YOUR INSTRUCTIONS |
In the data below, find every line with the string "name" and pull it out.
===== GIVEN RECORDS
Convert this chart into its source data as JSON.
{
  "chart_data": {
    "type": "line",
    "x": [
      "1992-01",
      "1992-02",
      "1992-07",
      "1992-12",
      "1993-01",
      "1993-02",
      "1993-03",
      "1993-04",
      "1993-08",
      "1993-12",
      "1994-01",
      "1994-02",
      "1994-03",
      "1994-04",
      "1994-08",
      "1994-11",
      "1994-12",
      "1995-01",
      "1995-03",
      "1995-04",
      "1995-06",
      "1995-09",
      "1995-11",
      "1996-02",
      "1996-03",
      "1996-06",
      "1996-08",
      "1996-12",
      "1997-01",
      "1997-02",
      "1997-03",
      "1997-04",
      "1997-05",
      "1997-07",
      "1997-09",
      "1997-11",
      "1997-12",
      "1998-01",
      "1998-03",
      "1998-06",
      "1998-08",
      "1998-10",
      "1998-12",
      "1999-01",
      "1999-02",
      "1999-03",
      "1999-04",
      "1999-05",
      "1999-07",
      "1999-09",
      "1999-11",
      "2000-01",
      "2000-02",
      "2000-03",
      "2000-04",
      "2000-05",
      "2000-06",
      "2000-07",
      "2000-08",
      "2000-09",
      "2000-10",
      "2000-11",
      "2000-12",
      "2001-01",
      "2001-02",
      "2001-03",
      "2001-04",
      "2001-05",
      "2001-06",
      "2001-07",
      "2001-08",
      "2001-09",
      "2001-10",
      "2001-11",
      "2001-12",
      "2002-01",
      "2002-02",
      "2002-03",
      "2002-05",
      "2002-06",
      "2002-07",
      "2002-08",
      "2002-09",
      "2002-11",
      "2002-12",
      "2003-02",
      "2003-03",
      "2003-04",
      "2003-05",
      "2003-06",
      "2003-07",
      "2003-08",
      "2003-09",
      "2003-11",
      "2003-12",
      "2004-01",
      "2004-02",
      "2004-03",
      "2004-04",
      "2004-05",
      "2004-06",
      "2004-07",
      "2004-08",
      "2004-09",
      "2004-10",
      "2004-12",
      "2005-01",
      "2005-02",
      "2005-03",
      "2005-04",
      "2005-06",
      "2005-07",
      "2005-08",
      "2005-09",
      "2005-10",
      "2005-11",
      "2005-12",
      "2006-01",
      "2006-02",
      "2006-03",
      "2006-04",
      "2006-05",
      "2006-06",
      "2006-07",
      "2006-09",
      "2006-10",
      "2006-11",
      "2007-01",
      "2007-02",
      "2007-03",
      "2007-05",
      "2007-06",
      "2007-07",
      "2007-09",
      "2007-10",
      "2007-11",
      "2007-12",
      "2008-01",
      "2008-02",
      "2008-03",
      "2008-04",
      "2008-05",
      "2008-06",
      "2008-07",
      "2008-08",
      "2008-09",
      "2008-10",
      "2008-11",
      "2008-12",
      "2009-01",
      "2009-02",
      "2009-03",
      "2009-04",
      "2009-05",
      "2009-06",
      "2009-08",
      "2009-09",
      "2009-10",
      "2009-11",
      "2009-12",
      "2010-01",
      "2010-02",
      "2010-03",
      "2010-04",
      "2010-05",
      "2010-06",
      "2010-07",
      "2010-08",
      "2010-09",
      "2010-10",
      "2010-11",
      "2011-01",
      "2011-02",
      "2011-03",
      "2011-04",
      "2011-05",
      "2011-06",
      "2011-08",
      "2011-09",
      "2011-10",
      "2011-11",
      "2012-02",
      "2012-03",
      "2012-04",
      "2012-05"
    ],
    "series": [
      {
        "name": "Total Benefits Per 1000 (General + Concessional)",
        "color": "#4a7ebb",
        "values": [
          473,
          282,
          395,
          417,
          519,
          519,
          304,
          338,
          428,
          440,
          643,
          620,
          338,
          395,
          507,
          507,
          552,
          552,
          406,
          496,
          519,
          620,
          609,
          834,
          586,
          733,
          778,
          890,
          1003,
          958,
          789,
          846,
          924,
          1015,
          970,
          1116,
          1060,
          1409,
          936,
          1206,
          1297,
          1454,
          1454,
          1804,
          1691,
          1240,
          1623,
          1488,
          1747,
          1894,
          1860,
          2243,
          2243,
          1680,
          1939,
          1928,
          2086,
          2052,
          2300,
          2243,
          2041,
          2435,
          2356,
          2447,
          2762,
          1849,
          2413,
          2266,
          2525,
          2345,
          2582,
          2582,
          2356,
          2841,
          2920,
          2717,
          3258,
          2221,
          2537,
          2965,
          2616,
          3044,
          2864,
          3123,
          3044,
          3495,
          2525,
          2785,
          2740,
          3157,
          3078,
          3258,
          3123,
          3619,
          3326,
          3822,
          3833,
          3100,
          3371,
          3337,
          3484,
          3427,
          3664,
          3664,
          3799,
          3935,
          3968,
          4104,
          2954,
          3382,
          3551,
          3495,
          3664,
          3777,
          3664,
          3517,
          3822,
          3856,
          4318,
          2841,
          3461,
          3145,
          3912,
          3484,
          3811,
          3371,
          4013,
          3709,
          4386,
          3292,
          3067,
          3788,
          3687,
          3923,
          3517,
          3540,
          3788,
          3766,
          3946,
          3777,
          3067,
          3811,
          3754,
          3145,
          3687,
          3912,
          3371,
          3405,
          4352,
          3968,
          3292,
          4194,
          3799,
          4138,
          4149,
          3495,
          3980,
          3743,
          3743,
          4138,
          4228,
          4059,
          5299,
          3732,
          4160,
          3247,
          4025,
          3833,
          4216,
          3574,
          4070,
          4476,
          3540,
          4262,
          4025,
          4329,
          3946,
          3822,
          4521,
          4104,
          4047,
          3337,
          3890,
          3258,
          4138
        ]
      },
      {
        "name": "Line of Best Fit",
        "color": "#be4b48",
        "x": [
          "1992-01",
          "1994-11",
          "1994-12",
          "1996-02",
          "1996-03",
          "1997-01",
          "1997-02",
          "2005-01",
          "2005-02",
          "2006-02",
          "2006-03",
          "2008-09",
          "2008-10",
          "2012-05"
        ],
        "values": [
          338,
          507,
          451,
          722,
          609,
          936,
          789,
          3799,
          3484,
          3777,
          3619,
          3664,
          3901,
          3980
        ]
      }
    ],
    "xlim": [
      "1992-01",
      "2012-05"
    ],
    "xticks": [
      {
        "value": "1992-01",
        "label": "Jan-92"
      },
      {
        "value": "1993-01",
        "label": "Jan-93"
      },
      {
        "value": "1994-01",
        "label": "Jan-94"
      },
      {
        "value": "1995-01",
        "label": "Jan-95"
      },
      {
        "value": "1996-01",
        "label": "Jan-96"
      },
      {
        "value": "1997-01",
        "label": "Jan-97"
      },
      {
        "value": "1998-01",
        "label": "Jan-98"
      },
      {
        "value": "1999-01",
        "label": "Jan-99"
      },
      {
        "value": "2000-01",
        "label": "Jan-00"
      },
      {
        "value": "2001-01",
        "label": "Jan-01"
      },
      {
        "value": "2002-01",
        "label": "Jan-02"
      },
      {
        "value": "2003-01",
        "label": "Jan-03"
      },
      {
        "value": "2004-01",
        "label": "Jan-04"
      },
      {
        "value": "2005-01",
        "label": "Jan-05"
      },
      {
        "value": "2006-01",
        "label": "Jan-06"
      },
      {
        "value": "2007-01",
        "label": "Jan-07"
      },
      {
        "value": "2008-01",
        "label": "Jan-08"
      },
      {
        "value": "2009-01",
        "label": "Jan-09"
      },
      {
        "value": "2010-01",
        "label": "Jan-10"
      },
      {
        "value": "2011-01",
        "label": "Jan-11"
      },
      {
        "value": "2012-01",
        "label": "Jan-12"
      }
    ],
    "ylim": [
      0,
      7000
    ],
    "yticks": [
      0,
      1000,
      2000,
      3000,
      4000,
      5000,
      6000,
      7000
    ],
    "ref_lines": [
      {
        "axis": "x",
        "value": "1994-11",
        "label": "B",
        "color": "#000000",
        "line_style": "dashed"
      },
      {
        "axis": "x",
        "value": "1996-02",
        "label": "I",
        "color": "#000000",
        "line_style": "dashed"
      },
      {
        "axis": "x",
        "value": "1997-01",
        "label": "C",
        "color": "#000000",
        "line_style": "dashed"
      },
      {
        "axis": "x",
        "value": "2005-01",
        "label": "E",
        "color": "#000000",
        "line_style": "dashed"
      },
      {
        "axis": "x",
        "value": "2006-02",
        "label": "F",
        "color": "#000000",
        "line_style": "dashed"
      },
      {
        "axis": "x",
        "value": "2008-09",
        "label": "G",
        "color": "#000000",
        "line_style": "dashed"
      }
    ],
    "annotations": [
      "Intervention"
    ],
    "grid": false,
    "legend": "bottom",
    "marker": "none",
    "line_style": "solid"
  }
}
==========
RESULT FOR THIS EXERCISE |
        "name": "Total Benefits Per 1000 (General + Concessional)",
        "name": "Line of Best Fit",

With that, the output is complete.